(Recorded data)
----------------------------------------

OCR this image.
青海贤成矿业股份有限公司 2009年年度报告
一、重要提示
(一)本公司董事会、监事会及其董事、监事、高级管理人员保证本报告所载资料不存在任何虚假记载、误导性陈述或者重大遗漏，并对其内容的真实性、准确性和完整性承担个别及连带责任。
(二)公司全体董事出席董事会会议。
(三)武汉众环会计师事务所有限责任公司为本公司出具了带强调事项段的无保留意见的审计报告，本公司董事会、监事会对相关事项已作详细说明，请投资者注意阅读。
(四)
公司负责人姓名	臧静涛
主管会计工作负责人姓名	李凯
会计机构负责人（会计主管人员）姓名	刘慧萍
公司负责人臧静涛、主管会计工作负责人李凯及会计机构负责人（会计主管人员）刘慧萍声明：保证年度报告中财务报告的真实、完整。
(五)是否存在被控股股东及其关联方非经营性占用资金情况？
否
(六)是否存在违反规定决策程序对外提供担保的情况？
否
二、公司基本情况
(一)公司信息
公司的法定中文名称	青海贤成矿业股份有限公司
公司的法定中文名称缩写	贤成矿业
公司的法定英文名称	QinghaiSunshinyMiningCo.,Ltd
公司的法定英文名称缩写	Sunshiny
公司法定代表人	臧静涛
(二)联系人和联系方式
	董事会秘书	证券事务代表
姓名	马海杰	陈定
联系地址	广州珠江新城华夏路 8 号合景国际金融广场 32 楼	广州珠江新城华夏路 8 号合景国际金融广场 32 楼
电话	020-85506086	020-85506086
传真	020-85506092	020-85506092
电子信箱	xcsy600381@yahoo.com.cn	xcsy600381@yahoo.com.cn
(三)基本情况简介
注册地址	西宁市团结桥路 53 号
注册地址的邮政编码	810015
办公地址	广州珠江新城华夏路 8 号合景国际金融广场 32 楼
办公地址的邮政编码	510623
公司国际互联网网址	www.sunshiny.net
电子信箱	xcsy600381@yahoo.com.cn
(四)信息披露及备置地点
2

----------------------------------------

Given task - Where a line of the entries contains the word "会计主管人员", copy that line.

Correct output -
会计机构负责人（会计主管人员）姓名	刘慧萍
公司负责人臧静涛、主管会计工作负责人李凯及会计机构负责人（会计主管人员）刘慧萍声明：保证年度报告中财务报告的真实、完整。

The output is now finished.